* _Description of the task_
Using the entries that follow, collect the lines where the word "estado" appears.

* _Records provided_
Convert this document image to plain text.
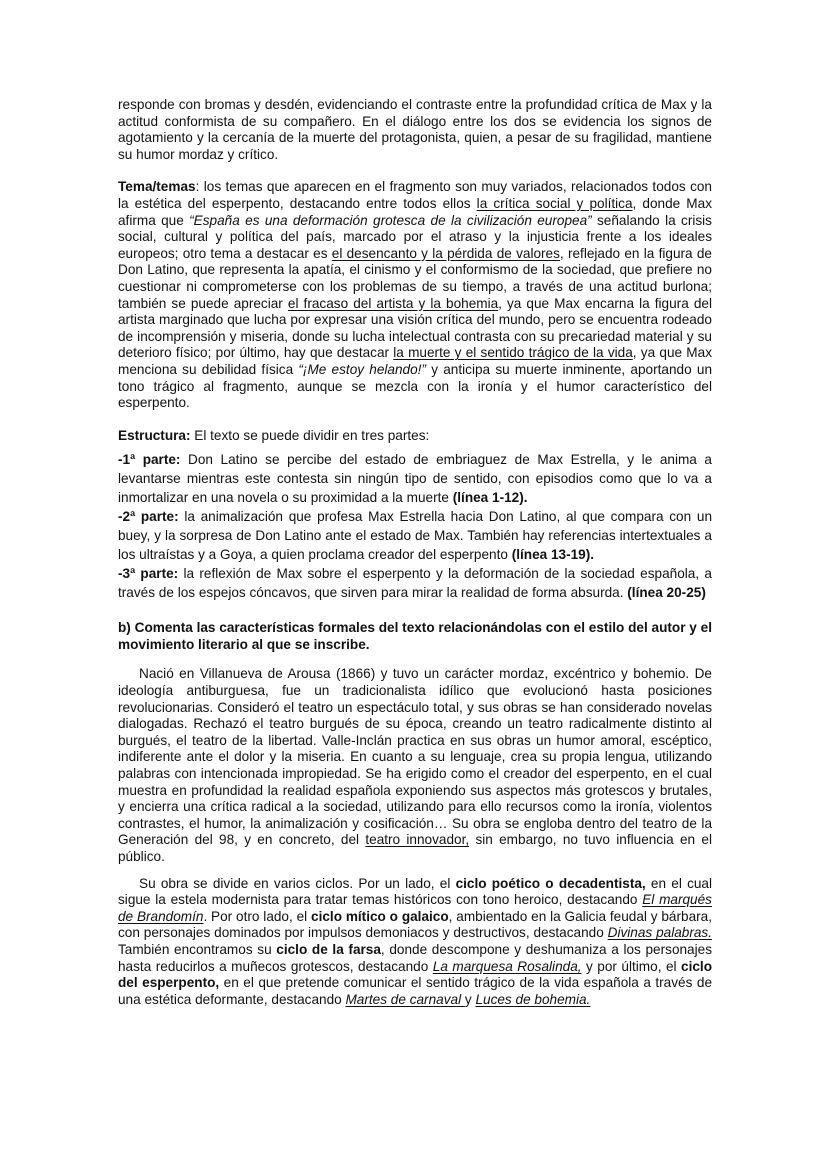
responde con bromas y desdén, evidenciando el contraste entre la profundidad crítica de Max y la actitud conformista de su compañero. En el diálogo entre los dos se evidencia los signos de agotamiento y la cercanía de la muerte del protagonista, quien, a pesar de su fragilidad, mantiene su humor mordaz y crítico.

Tema/temas: los temas que aparecen en el fragmento son muy variados, relacionados todos con la estética del esperpento, destacando entre todos ellos la crítica social y política, donde Max afirma que “España es una deformación grotesca de la civilización europea” señalando la crisis social, cultural y política del país, marcado por el atraso y la injusticia frente a los ideales europeos; otro tema a destacar es el desencanto y la pérdida de valores, reflejado en la figura de Don Latino, que representa la apatía, el cinismo y el conformismo de la sociedad, que prefiere no cuestionar ni comprometerse con los problemas de su tiempo, a través de una actitud burlona; también se puede apreciar el fracaso del artista y la bohemia, ya que Max encarna la figura del artista marginado que lucha por expresar una visión crítica del mundo, pero se encuentra rodeado de incomprensión y miseria, donde su lucha intelectual contrasta con su precariedad material y su deterioro físico; por último, hay que destacar la muerte y el sentido trágico de la vida, ya que Max menciona su debilidad física “¡Me estoy helando!” y anticipa su muerte inminente, aportando un tono trágico al fragmento, aunque se mezcla con la ironía y el humor característico del esperpento.

Estructura: El texto se puede dividir en tres partes:

-1ª parte: Don Latino se percibe del estado de embriaguez de Max Estrella, y le anima a levantarse mientras este contesta sin ningún tipo de sentido, con episodios como que lo va a inmortalizar en una novela o su proximidad a la muerte (línea 1-12).

-2ª parte: la animalización que profesa Max Estrella hacia Don Latino, al que compara con un buey, y la sorpresa de Don Latino ante el estado de Max. También hay referencias intertextuales a los ultraístas y a Goya, a quien proclama creador del esperpento (línea 13-19).

-3ª parte: la reflexión de Max sobre el esperpento y la deformación de la sociedad española, a través de los espejos cóncavos, que sirven para mirar la realidad de forma absurda. (línea 20-25)

b) Comenta las características formales del texto relacionándolas con el estilo del autor y el movimiento literario al que se inscribe.

Nació en Villanueva de Arousa (1866) y tuvo un carácter mordaz, excéntrico y bohemio. De ideología antiburguesa, fue un tradicionalista idílico que evolucionó hasta posiciones revolucionarias. Consideró el teatro un espectáculo total, y sus obras se han considerado novelas dialogadas. Rechazó el teatro burgués de su época, creando un teatro radicalmente distinto al burgués, el teatro de la libertad. Valle-Inclán practica en sus obras un humor amoral, escéptico, indiferente ante el dolor y la miseria. En cuanto a su lenguaje, crea su propia lengua, utilizando palabras con intencionada impropiedad. Se ha erigido como el creador del esperpento, en el cual muestra en profundidad la realidad española exponiendo sus aspectos más grotescos y brutales, y encierra una crítica radical a la sociedad, utilizando para ello recursos como la ironía, violentos contrastes, el humor, la animalización y cosificación… Su obra se engloba dentro del teatro de la Generación del 98, y en concreto, del teatro innovador, sin embargo, no tuvo influencia en el público.

Su obra se divide en varios ciclos. Por un lado, el ciclo poético o decadentista, en el cual sigue la estela modernista para tratar temas históricos con tono heroico, destacando El marqués de Brandomín. Por otro lado, el ciclo mítico o galaico, ambientado en la Galicia feudal y bárbara, con personajes dominados por impulsos demoniacos y destructivos, destacando Divinas palabras. También encontramos su ciclo de la farsa, donde descompone y deshumaniza a los personajes hasta reducirlos a muñecos grotescos, destacando La marquesa Rosalinda, y por último, el ciclo del esperpento, en el que pretende comunicar el sentido trágico de la vida española a través de una estética deformante, destacando Martes de carnaval y Luces de bohemia.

* _Answer in full_
-1ª parte: Don Latino se percibe del estado de embriaguez de Max Estrella, y le anima a levantarse mientras este contesta sin ningún tipo de sentido, con episodios como que lo va a inmortalizar en una novela o su proximidad a la muerte (línea 1-12).
-2ª parte: la animalización que profesa Max Estrella hacia Don Latino, al que compara con un buey, y la sorpresa de Don Latino ante el estado de Max. También hay referencias intertextuales a los ultraístas y a Goya, a quien proclama creador del esperpento (línea 13-19).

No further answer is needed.